Extracts from a graphics dataset
-- START --

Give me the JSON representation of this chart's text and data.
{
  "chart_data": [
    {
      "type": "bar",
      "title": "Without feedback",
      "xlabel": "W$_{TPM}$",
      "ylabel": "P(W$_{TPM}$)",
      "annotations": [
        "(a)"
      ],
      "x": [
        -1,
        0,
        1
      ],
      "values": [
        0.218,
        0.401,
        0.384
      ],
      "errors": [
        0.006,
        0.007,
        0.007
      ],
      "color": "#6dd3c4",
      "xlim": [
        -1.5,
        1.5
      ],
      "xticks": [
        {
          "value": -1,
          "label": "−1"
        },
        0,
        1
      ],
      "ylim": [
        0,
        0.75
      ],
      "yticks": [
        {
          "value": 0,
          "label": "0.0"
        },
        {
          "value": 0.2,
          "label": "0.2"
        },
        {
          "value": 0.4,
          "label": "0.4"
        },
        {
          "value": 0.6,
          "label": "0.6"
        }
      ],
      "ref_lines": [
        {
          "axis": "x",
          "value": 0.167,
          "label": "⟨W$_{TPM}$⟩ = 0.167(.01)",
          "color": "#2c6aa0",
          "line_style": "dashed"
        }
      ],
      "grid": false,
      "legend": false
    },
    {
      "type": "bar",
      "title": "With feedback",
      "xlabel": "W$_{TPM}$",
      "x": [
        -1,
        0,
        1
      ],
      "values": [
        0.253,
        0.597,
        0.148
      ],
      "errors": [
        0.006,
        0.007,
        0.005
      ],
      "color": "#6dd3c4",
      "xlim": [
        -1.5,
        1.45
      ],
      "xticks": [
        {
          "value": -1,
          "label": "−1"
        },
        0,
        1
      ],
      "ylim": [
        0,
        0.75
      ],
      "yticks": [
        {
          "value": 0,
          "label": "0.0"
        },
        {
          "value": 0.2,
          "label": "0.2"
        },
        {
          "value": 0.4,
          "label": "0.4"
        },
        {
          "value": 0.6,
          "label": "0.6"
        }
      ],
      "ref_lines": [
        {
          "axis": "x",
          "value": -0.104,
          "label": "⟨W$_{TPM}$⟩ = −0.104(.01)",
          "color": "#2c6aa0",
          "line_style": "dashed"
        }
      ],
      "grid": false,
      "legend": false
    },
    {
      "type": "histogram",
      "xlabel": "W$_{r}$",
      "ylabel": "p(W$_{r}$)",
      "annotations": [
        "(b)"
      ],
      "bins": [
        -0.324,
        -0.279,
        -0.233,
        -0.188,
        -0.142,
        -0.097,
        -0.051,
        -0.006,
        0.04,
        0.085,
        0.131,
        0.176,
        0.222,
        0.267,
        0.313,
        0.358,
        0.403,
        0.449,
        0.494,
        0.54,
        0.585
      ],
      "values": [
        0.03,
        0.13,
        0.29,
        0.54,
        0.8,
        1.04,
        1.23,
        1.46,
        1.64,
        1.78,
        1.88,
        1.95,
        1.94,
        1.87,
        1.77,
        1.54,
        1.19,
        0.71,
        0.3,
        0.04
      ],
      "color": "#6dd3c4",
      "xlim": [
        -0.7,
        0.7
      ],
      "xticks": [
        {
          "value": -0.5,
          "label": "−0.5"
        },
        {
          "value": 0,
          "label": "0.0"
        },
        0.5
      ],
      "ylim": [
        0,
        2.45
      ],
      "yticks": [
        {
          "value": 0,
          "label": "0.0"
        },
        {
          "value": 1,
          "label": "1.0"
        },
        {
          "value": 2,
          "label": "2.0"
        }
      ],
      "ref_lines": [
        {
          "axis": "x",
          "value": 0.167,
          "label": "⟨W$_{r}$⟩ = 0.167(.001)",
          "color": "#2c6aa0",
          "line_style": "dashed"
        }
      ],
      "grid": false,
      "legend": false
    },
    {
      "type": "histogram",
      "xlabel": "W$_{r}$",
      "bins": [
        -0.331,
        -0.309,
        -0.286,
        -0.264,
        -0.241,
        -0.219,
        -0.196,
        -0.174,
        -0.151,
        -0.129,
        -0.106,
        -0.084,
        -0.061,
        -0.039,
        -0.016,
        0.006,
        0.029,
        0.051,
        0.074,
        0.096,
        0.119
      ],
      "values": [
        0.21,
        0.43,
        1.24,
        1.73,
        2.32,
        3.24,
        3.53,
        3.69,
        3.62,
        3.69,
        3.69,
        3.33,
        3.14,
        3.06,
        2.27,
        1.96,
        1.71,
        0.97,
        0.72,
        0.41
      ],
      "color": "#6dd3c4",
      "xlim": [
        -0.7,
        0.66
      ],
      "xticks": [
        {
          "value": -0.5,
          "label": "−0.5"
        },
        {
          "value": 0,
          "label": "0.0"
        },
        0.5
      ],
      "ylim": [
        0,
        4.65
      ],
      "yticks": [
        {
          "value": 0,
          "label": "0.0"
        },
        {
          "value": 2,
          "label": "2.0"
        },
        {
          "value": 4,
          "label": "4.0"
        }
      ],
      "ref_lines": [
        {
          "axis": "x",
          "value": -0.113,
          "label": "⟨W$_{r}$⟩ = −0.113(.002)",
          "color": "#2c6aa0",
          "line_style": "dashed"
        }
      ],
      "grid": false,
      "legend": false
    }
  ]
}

-- END --
-- START --

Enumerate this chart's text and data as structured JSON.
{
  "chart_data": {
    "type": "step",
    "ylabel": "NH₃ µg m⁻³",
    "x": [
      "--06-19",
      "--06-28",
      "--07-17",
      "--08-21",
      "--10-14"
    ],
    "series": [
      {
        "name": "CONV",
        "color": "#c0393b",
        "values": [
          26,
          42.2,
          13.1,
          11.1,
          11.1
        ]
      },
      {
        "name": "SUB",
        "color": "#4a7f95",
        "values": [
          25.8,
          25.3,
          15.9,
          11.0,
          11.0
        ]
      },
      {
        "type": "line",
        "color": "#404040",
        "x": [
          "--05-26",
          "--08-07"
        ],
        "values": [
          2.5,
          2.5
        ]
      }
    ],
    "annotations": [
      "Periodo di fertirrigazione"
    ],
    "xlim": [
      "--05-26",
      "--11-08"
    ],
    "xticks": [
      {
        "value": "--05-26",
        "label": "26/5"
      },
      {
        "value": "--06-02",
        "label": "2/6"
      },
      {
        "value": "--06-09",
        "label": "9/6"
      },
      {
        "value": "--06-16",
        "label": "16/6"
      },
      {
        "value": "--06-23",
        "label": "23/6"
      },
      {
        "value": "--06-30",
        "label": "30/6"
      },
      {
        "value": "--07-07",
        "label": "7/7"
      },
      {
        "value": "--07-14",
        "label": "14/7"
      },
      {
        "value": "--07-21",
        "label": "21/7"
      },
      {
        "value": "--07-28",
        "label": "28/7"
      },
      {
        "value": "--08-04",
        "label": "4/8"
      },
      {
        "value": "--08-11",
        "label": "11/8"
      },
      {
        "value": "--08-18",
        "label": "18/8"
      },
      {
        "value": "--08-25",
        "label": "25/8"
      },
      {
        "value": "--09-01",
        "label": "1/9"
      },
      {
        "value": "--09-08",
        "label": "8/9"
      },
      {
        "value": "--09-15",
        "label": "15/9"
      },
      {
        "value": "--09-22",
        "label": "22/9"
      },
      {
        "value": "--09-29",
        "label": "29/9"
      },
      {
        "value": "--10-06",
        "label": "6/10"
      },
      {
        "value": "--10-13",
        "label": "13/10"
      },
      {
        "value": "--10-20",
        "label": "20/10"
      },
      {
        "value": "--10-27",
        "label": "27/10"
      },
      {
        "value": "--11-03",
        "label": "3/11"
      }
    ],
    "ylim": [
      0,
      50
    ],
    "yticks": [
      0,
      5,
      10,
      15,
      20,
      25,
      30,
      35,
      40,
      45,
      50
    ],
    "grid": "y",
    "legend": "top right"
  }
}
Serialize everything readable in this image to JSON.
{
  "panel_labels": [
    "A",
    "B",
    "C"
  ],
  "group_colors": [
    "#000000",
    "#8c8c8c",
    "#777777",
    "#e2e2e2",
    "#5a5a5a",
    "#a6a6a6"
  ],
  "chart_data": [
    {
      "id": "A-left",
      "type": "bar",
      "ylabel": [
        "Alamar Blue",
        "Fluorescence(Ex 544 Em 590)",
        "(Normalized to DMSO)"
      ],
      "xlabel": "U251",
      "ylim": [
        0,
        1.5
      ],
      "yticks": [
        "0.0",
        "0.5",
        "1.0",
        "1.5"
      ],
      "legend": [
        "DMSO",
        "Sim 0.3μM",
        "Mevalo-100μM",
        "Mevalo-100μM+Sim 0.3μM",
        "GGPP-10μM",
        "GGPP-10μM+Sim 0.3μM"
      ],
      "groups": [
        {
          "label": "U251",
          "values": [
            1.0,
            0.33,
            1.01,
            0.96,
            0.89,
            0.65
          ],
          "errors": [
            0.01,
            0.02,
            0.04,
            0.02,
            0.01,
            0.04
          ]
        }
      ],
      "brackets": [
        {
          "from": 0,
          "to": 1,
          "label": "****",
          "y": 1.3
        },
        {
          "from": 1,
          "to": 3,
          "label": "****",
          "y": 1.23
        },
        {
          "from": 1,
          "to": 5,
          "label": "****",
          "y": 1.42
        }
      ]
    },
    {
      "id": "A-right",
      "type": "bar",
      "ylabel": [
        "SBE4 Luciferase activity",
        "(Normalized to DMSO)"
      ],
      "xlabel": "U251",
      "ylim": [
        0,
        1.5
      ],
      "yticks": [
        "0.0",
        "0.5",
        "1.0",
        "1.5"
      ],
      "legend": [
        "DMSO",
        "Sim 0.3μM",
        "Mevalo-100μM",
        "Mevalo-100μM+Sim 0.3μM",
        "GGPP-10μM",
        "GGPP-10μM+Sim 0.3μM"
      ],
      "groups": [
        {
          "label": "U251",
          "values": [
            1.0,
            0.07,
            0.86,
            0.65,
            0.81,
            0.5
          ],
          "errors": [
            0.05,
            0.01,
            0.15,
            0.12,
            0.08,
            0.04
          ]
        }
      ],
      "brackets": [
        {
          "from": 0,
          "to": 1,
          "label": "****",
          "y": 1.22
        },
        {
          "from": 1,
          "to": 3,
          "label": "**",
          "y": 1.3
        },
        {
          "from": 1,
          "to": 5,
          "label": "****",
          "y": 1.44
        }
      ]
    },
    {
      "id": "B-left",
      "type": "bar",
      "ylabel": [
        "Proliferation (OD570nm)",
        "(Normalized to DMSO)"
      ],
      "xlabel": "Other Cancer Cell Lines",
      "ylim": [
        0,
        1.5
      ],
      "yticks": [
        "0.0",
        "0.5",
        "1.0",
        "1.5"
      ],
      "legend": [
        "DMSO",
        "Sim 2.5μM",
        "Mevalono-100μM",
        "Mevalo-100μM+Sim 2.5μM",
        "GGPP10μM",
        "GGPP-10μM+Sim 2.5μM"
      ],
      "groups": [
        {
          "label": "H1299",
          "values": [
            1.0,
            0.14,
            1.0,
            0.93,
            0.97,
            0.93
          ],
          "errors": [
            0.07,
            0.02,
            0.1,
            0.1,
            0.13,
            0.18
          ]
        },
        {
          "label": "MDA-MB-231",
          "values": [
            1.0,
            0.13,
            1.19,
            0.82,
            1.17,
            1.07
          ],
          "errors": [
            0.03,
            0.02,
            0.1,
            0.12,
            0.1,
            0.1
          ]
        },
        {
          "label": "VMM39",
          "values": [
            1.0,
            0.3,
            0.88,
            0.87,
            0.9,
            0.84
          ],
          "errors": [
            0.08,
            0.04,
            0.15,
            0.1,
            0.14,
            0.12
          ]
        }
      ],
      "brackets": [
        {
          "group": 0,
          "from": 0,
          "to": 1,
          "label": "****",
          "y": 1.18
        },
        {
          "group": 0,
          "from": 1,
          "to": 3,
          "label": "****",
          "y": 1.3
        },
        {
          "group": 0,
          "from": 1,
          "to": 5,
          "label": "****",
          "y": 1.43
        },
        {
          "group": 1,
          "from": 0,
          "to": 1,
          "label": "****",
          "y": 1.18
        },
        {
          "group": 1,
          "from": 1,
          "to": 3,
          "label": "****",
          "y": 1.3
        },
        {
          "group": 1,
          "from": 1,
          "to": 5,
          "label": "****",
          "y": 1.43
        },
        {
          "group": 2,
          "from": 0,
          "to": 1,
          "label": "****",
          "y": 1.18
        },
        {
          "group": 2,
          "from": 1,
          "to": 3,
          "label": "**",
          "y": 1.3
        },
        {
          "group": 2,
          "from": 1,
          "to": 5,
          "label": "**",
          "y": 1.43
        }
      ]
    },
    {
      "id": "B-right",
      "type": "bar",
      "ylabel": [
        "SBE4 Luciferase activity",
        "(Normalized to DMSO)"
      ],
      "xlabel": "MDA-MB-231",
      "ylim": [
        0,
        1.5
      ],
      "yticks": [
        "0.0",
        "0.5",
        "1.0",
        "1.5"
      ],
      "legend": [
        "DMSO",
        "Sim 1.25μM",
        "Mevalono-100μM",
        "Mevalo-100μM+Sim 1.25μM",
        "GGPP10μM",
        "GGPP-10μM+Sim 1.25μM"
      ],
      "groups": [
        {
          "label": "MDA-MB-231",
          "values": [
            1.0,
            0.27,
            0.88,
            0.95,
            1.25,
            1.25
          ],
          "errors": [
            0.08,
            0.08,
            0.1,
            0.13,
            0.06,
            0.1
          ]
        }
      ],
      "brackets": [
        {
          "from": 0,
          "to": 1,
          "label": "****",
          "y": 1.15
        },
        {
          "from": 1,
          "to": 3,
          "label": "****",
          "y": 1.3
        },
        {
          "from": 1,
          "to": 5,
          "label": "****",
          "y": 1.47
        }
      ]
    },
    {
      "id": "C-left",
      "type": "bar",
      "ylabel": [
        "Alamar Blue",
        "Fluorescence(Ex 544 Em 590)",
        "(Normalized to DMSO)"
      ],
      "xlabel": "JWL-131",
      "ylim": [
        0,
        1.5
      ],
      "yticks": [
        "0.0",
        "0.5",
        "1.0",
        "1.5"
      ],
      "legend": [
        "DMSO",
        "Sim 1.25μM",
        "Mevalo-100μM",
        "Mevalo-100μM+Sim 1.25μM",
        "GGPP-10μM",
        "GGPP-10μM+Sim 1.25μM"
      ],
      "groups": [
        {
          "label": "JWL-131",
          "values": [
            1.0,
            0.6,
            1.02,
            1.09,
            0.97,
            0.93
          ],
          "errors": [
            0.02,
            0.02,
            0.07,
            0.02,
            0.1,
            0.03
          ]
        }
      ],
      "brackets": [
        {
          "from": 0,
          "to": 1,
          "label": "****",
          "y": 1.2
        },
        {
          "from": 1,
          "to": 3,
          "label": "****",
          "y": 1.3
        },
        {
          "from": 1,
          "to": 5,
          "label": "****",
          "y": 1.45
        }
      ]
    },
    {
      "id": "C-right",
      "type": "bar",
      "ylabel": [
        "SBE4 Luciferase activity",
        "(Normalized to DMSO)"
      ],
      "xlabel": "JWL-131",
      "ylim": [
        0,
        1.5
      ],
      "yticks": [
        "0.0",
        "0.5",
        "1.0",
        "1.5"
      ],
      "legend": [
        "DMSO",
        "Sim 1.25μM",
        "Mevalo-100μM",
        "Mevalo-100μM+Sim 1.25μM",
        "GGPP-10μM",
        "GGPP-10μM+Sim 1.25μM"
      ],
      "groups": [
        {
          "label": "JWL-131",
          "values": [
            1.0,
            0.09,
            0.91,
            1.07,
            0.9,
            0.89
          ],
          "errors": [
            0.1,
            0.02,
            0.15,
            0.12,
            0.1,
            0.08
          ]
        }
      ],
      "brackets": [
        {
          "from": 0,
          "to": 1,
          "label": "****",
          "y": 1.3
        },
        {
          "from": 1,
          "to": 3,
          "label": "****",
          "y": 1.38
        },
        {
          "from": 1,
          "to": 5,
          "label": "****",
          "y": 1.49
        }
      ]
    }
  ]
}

-- END --

- [PROBLEM STATEMENT] Show every line of the records above that contains the word "this".

- [WRITTEN ANSWER]
Give me the JSON representation of this chart's text and data.
Enumerate this chart's text and data as structured JSON.
Serialize everything readable in this image to JSON.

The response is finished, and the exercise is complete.